Retype the material that follows, keeping every word as it is.

[START OF Information provided]

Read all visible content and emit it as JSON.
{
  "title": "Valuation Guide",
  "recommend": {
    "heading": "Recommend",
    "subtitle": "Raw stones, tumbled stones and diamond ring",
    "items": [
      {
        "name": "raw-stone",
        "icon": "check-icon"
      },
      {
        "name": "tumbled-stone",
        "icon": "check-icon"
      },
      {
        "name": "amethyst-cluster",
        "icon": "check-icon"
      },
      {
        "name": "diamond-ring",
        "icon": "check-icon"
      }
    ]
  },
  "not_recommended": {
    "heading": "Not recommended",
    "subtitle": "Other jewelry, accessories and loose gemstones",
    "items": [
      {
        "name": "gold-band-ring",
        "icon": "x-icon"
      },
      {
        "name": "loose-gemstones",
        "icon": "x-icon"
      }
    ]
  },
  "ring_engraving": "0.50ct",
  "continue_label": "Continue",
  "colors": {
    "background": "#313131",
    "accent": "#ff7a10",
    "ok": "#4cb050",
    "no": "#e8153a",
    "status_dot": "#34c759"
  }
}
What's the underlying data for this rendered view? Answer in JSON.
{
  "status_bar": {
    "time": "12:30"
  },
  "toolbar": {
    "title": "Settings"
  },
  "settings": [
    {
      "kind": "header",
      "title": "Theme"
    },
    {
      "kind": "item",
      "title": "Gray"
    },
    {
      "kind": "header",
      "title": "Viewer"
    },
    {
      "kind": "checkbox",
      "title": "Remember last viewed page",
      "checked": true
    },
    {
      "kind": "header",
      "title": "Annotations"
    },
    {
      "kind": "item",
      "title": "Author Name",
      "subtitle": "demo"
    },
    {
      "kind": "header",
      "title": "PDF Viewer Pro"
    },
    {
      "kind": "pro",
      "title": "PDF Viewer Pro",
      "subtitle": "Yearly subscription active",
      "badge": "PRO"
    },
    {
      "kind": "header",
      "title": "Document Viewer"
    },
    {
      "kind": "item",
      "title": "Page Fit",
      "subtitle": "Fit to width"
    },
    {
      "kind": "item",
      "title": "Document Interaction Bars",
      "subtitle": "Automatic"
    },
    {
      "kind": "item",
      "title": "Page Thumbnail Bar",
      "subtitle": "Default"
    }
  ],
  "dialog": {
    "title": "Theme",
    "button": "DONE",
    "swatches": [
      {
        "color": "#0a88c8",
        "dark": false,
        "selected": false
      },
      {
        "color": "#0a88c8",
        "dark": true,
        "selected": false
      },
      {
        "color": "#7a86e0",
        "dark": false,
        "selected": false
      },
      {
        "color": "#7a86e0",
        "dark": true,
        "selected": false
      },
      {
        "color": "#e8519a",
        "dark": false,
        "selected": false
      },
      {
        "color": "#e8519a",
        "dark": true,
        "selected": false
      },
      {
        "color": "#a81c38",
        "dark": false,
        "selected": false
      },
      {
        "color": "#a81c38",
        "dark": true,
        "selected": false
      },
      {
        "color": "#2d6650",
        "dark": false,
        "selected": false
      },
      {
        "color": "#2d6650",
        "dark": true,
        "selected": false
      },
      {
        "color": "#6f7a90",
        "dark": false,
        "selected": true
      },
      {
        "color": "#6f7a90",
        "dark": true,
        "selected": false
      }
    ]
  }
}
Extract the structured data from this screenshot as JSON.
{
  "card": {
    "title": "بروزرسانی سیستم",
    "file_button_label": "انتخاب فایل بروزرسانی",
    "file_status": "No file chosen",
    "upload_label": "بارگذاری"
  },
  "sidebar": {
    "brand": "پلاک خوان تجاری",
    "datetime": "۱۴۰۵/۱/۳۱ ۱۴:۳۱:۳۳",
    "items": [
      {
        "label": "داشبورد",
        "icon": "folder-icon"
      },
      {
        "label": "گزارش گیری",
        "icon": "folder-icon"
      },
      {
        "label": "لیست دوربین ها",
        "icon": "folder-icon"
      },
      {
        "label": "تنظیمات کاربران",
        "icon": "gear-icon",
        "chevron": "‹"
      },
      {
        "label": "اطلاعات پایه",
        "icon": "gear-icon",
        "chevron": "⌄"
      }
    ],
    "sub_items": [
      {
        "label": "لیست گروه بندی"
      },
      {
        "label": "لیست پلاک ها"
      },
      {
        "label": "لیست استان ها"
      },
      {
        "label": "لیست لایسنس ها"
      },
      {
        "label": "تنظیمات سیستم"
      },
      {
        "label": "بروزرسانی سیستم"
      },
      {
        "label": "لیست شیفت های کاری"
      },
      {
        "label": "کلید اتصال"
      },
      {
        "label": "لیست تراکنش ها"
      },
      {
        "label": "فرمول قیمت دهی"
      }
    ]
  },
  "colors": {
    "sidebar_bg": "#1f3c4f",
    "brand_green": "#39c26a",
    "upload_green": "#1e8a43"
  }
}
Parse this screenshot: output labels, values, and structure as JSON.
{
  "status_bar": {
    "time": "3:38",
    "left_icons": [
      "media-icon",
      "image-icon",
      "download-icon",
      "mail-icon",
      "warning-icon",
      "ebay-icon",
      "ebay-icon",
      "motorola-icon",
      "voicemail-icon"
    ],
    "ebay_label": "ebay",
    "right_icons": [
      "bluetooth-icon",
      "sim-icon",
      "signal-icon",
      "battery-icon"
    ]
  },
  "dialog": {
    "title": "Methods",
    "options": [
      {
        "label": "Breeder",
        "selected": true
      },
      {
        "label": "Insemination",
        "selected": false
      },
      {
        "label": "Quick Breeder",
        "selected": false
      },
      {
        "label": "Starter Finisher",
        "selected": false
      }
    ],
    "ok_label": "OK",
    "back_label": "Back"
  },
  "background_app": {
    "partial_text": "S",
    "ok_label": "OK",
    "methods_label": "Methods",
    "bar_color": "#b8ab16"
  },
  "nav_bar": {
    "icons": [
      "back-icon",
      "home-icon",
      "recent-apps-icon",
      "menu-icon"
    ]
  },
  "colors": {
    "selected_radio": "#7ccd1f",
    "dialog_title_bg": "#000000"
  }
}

[END OF Information provided]

→ Problem solution
Read all visible content and emit it as JSON.
{
  "title": "Valuation Guide",
  "recommend": {
    "heading": "Recommend",
    "subtitle": "Raw stones, tumbled stones and diamond ring",
    "items": [
      {
        "name": "raw-stone",
        "icon": "check-icon"
      },
      {
        "name": "tumbled-stone",
        "icon": "check-icon"
      },
      {
        "name": "amethyst-cluster",
        "icon": "check-icon"
      },
      {
        "name": "diamond-ring",
        "icon": "check-icon"
      }
    ]
  },
  "not_recommended": {
    "heading": "Not recommended",
    "subtitle": "Other jewelry, accessories and loose gemstones",
    "items": [
      {
        "name": "gold-band-ring",
        "icon": "x-icon"
      },
      {
        "name": "loose-gemstones",
        "icon": "x-icon"
      }
    ]
  },
  "ring_engraving": "0.50ct",
  "continue_label": "Continue",
  "colors": {
    "background": "#313131",
    "accent": "#ff7a10",
    "ok": "#4cb050",
    "no": "#e8153a",
    "status_dot": "#34c759"
  }
}
What's the underlying data for this rendered view? Answer in JSON.
{
  "status_bar": {
    "time": "12:30"
  },
  "toolbar": {
    "title": "Settings"
  },
  "settings": [
    {
      "kind": "header",
      "title": "Theme"
    },
    {
      "kind": "item",
      "title": "Gray"
    },
    {
      "kind": "header",
      "title": "Viewer"
    },
    {
      "kind": "checkbox",
      "title": "Remember last viewed page",
      "checked": true
    },
    {
      "kind": "header",
      "title": "Annotations"
    },
    {
      "kind": "item",
      "title": "Author Name",
      "subtitle": "demo"
    },
    {
      "kind": "header",
      "title": "PDF Viewer Pro"
    },
    {
      "kind": "pro",
      "title": "PDF Viewer Pro",
      "subtitle": "Yearly subscription active",
      "badge": "PRO"
    },
    {
      "kind": "header",
      "title": "Document Viewer"
    },
    {
      "kind": "item",
      "title": "Page Fit",
      "subtitle": "Fit to width"
    },
    {
      "kind": "item",
      "title": "Document Interaction Bars",
      "subtitle": "Automatic"
    },
    {
      "kind": "item",
      "title": "Page Thumbnail Bar",
      "subtitle": "Default"
    }
  ],
  "dialog": {
    "title": "Theme",
    "button": "DONE",
    "swatches": [
      {
        "color": "#0a88c8",
        "dark": false,
        "selected": false
      },
      {
        "color": "#0a88c8",
        "dark": true,
        "selected": false
      },
      {
        "color": "#7a86e0",
        "dark": false,
        "selected": false
      },
      {
        "color": "#7a86e0",
        "dark": true,
        "selected": false
      },
      {
        "color": "#e8519a",
        "dark": false,
        "selected": false
      },
      {
        "color": "#e8519a",
        "dark": true,
        "selected": false
      },
      {
        "color": "#a81c38",
        "dark": false,
        "selected": false
      },
      {
        "color": "#a81c38",
        "dark": true,
        "selected": false
      },
      {
        "color": "#2d6650",
        "dark": false,
        "selected": false
      },
      {
        "color": "#2d6650",
        "dark": true,
        "selected": false
      },
      {
        "color": "#6f7a90",
        "dark": false,
        "selected": true
      },
      {
        "color": "#6f7a90",
        "dark": true,
        "selected": false
      }
    ]
  }
}
Extract the structured data from this screenshot as JSON.
{
  "card": {
    "title": "بروزرسانی سیستم",
    "file_button_label": "انتخاب فایل بروزرسانی",
    "file_status": "No file chosen",
    "upload_label": "بارگذاری"
  },
  "sidebar": {
    "brand": "پلاک خوان تجاری",
    "datetime": "۱۴۰۵/۱/۳۱ ۱۴:۳۱:۳۳",
    "items": [
      {
        "label": "داشبورد",
        "icon": "folder-icon"
      },
      {
        "label": "گزارش گیری",
        "icon": "folder-icon"
      },
      {
        "label": "لیست دوربین ها",
        "icon": "folder-icon"
      },
      {
        "label": "تنظیمات کاربران",
        "icon": "gear-icon",
        "chevron": "‹"
      },
      {
        "label": "اطلاعات پایه",
        "icon": "gear-icon",
        "chevron": "⌄"
      }
    ],
    "sub_items": [
      {
        "label": "لیست گروه بندی"
      },
      {
        "label": "لیست پلاک ها"
      },
      {
        "label": "لیست استان ها"
      },
      {
        "label": "لیست لایسنس ها"
      },
      {
        "label": "تنظیمات سیستم"
      },
      {
        "label": "بروزرسانی سیستم"
      },
      {
        "label": "لیست شیفت های کاری"
      },
      {
        "label": "کلید اتصال"
      },
      {
        "label": "لیست تراکنش ها"
      },
      {
        "label": "فرمول قیمت دهی"
      }
    ]
  },
  "colors": {
    "sidebar_bg": "#1f3c4f",
    "brand_green": "#39c26a",
    "upload_green": "#1e8a43"
  }
}
Parse this screenshot: output labels, values, and structure as JSON.
{
  "status_bar": {
    "time": "3:38",
    "left_icons": [
      "media-icon",
      "image-icon",
      "download-icon",
      "mail-icon",
      "warning-icon",
      "ebay-icon",
      "ebay-icon",
      "motorola-icon",
      "voicemail-icon"
    ],
    "ebay_label": "ebay",
    "right_icons": [
      "bluetooth-icon",
      "sim-icon",
      "signal-icon",
      "battery-icon"
    ]
  },
  "dialog": {
    "title": "Methods",
    "options": [
      {
        "label": "Breeder",
        "selected": true
      },
      {
        "label": "Insemination",
        "selected": false
      },
      {
        "label": "Quick Breeder",
        "selected": false
      },
      {
        "label": "Starter Finisher",
        "selected": false
      }
    ],
    "ok_label": "OK",
    "back_label": "Back"
  },
  "background_app": {
    "partial_text": "S",
    "ok_label": "OK",
    "methods_label": "Methods",
    "bar_color": "#b8ab16"
  },
  "nav_bar": {
    "icons": [
      "back-icon",
      "home-icon",
      "recent-apps-icon",
      "menu-icon"
    ]
  },
  "colors": {
    "selected_radio": "#7ccd1f",
    "dialog_title_bg": "#000000"
  }
}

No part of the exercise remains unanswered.